*GOAL OF THE EXERCISE*
Give again only what runs from the line with "OCR this image." to the final line of the entries below, exactly as written and without pictures.
——
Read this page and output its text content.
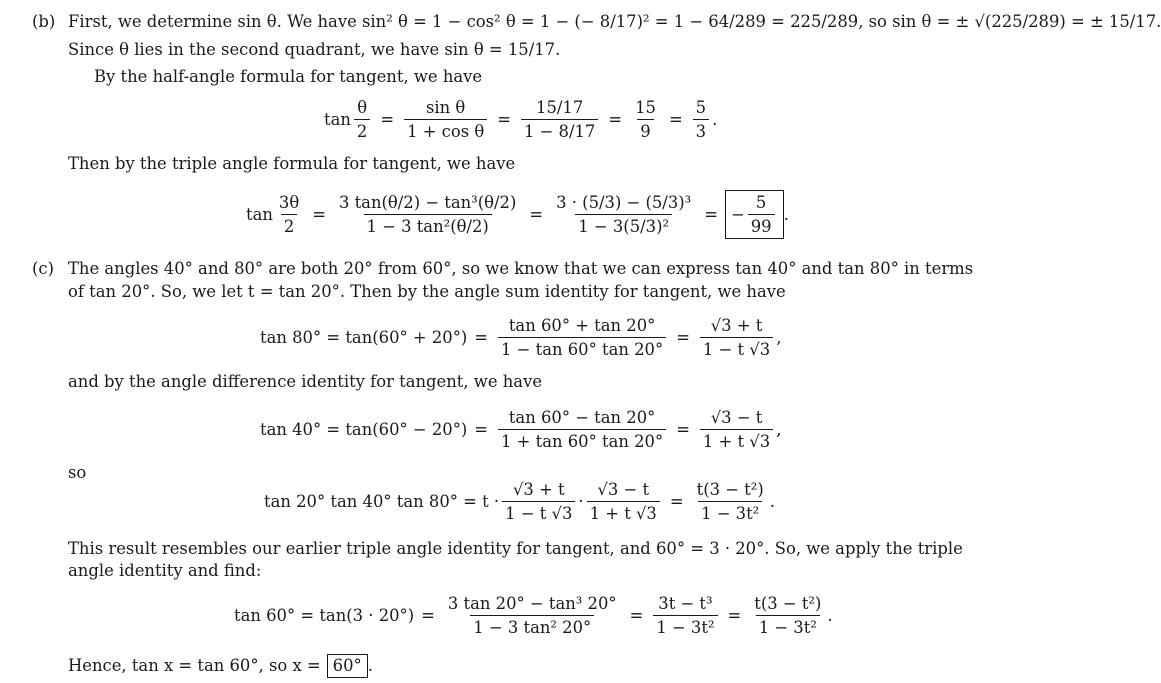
(b) First, we determine sin θ. We have sin² θ = 1 − cos² θ = 1 − (− 8/17)² = 1 − 64/289 = 225/289, so sin θ = ± √(225/289) = ± 15/17.
Since θ lies in the second quadrant, we have sin θ = 15/17.
By the half-angle formula for tangent, we have
$\tan \frac{\theta}{2} = \frac{\text{sin θ}}{\text{1 + cos θ}} = \frac{15/17}{1 - 8/17} = \frac{15}{9} = \frac{5}{3}$ .
Then by the triple angle formula for tangent, we have
$\tan \frac{3\theta}{2} = \frac{\text{3 tan(θ/2) − tan³(θ/2)}}{\text{1 − 3 tan²(θ/2)}} = \frac{\text{3 · (5/3) − (5/3)³}}{\text{1 − 3(5/3)²}}$ = − $\frac{5}{99}$ .
(c) The angles 40° and 80° are both 20° from 60°, so we know that we can express tan 40° and tan 80° in terms
of tan 20°. So, we let t = tan 20°. Then by the angle sum identity for tangent, we have
$\tan 80^\circ = \tan(60^\circ + 20^\circ) = \frac{\tan 60^\circ + \tan 20^\circ}{1 - \tan 60^\circ \tan 20^\circ} = \frac{√3 + t}{1 - t √3}$ ,
and by the angle difference identity for tangent, we have
$\tan 40^\circ = \tan(60^\circ - 20^\circ) = \frac{\tan 60^\circ - \tan 20^\circ}{1 + \tan 60^\circ \tan 20^\circ} = \frac{√3 - t}{1 + t √3}$ ,
so
tan 20° tan 40° $\tan 80^\circ = t \cdot \frac{√3 + t}{1 - t √3} \cdot \frac{√3 - t}{1 + t √3} = \frac{\text{t(3 − t²)}}{\text{1 − 3t²}}$ .
This result resembles our earlier triple angle identity for tangent, and 60° = 3 · 20°. So, we apply the triple
angle identity and find:
$\tan 60^\circ = \tan(3 \cdot 20^\circ) = \frac{\text{3 tan 20° − tan³ 20°}}{\text{1 − 3 tan² 20°}} = \frac{\text{3t − t³}}{\text{1 − 3t²}} = \frac{\text{t(3 − t²)}}{\text{1 − 3t²}}$ .
Hence, tan x = tan 60°, so x = 60° .
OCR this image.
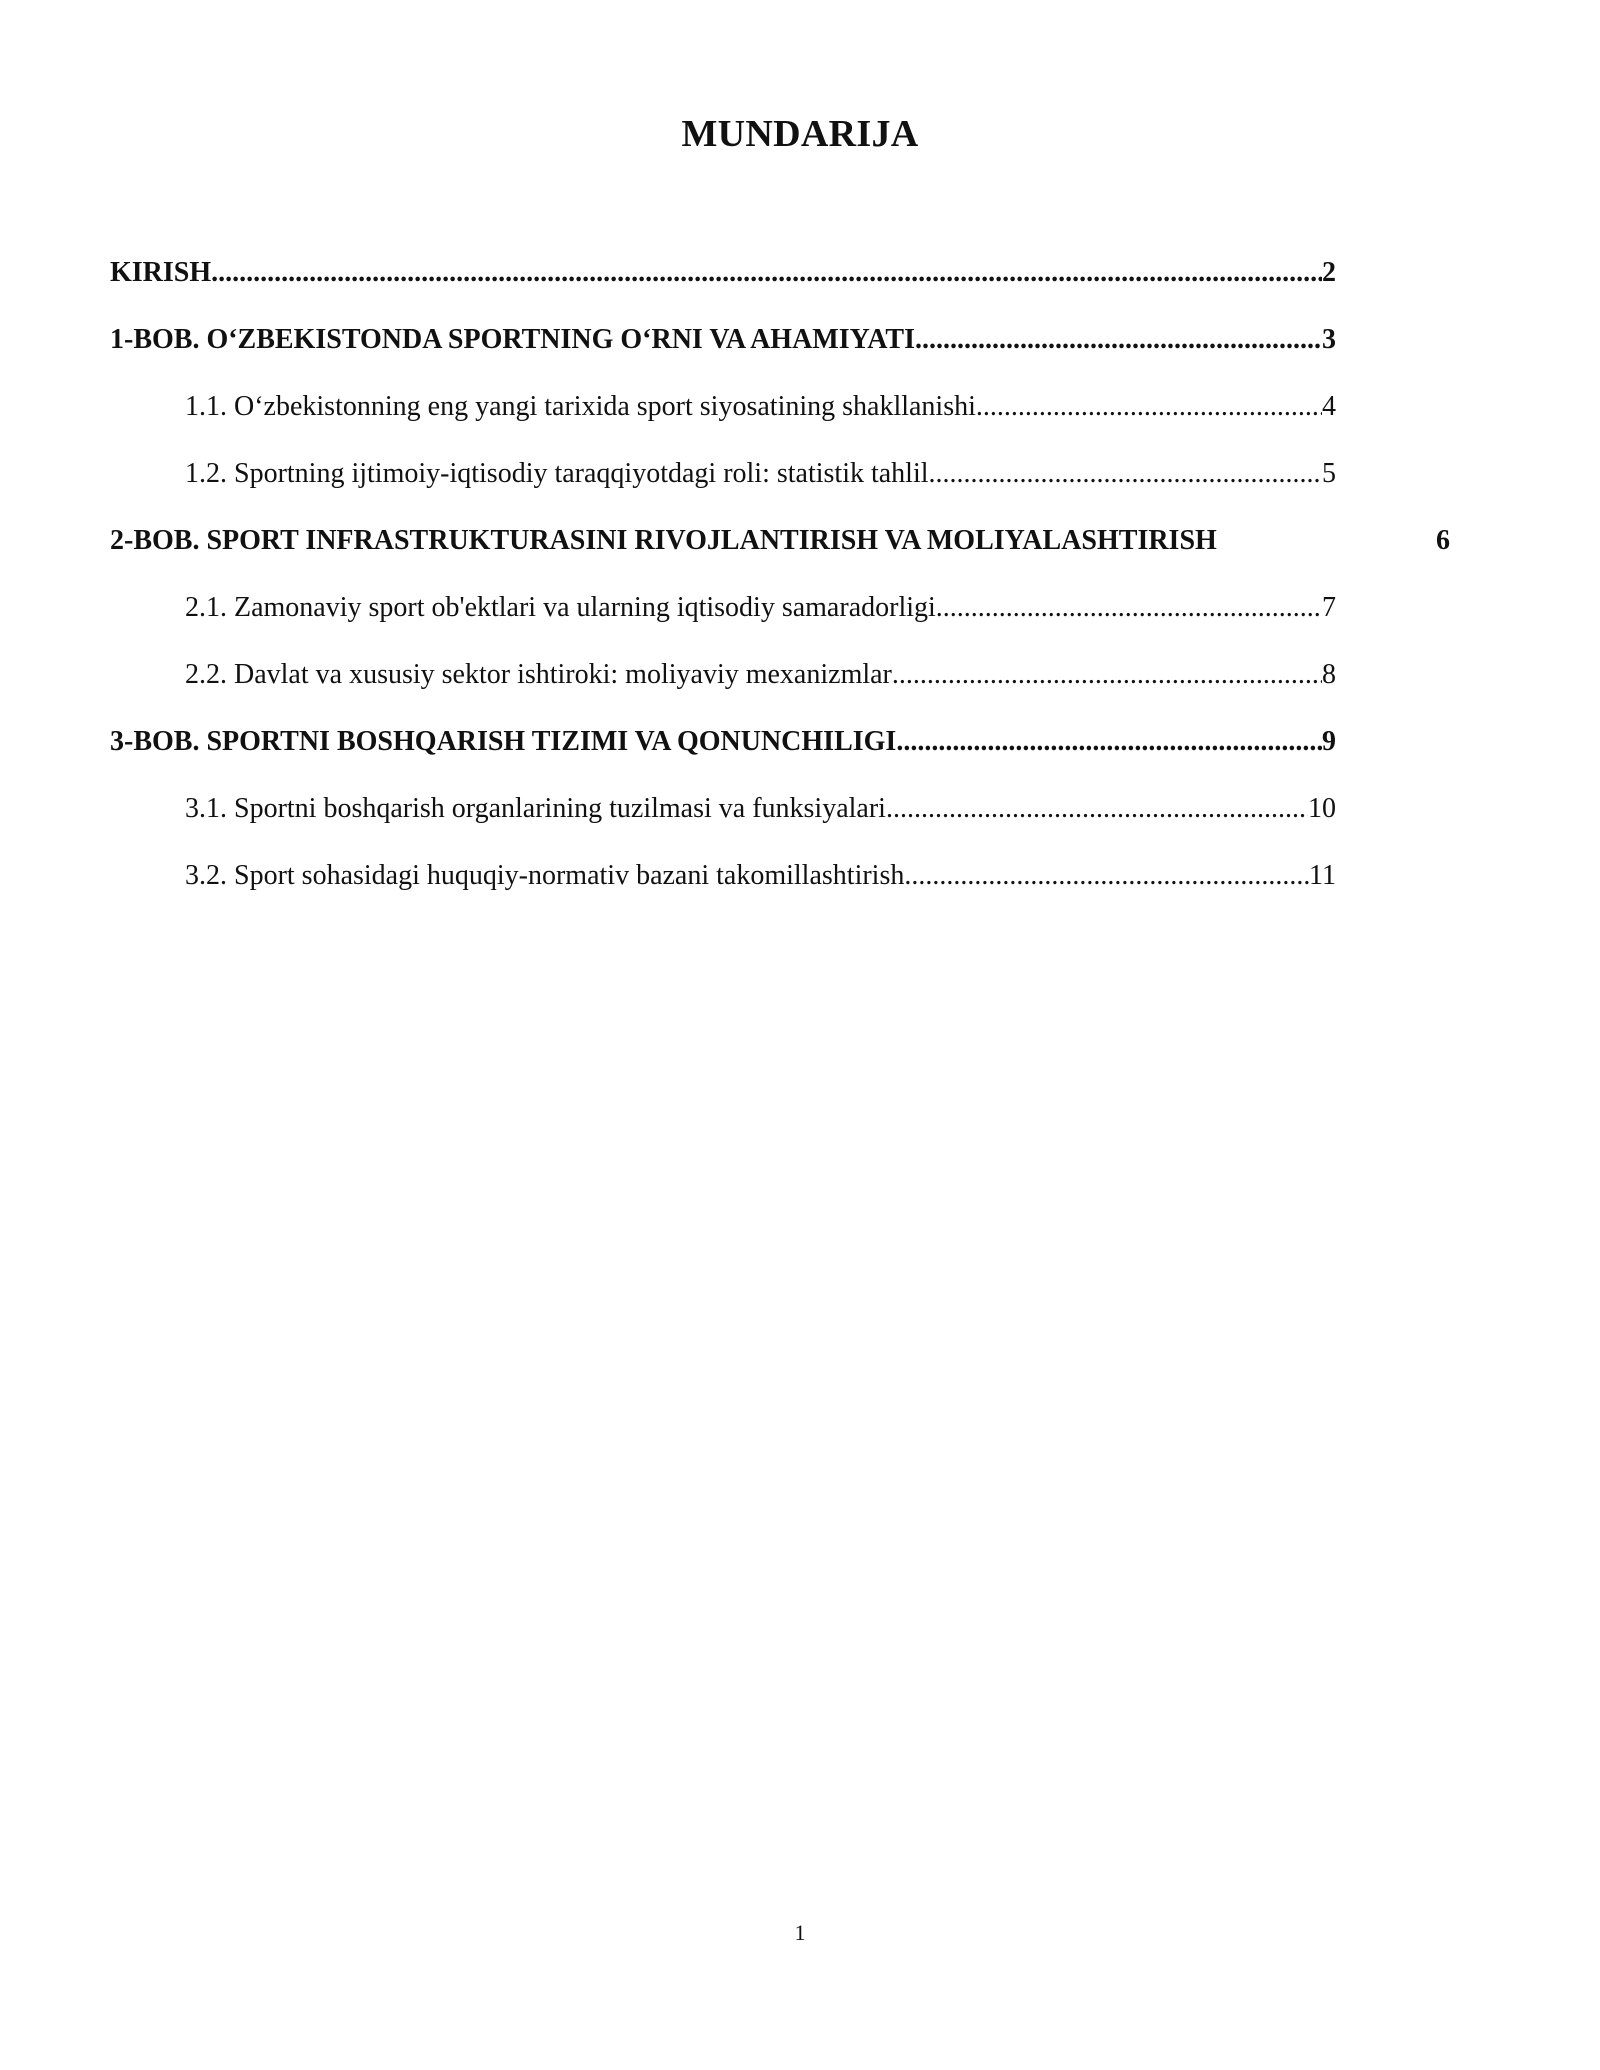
MUNDARIJA
KIRISH .....	2
1-BOB. O‘ZBEKISTONDA SPORTNING O‘RNI VA AHAMIYATI .....	3
1.1. O‘zbekistonning eng yangi tarixida sport siyosatining shakllanishi .....	4
1.2. Sportning ijtimoiy-iqtisodiy taraqqiyotdagi roli: statistik tahlil .....	5
2-BOB. SPORT INFRASTRUKTURASINI RIVOJLANTIRISH VA MOLIYALASHTIRISH	6
2.1. Zamonaviy sport ob'ektlari va ularning iqtisodiy samaradorligi .....	7
2.2. Davlat va xususiy sektor ishtiroki: moliyaviy mexanizmlar .....	8
3-BOB. SPORTNI BOSHQARISH TIZIMI VA QONUNCHILIGI .....	9
3.1. Sportni boshqarish organlarining tuzilmasi va funksiyalari .....	10
3.2. Sport sohasidagi huquqiy-normativ bazani takomillashtirish .....	11
1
——
*ANSWER TO THIS PROBLEM*
OCR this image.
MUNDARIJA
KIRISH .....	2
1-BOB. O‘ZBEKISTONDA SPORTNING O‘RNI VA AHAMIYATI .....	3
1.1. O‘zbekistonning eng yangi tarixida sport siyosatining shakllanishi .....	4
1.2. Sportning ijtimoiy-iqtisodiy taraqqiyotdagi roli: statistik tahlil .....	5
2-BOB. SPORT INFRASTRUKTURASINI RIVOJLANTIRISH VA MOLIYALASHTIRISH	6
2.1. Zamonaviy sport ob'ektlari va ularning iqtisodiy samaradorligi .....	7
2.2. Davlat va xususiy sektor ishtiroki: moliyaviy mexanizmlar .....	8
3-BOB. SPORTNI BOSHQARISH TIZIMI VA QONUNCHILIGI .....	9
3.1. Sportni boshqarish organlarining tuzilmasi va funksiyalari .....	10
3.2. Sport sohasidagi huquqiy-normativ bazani takomillashtirish .....	11
1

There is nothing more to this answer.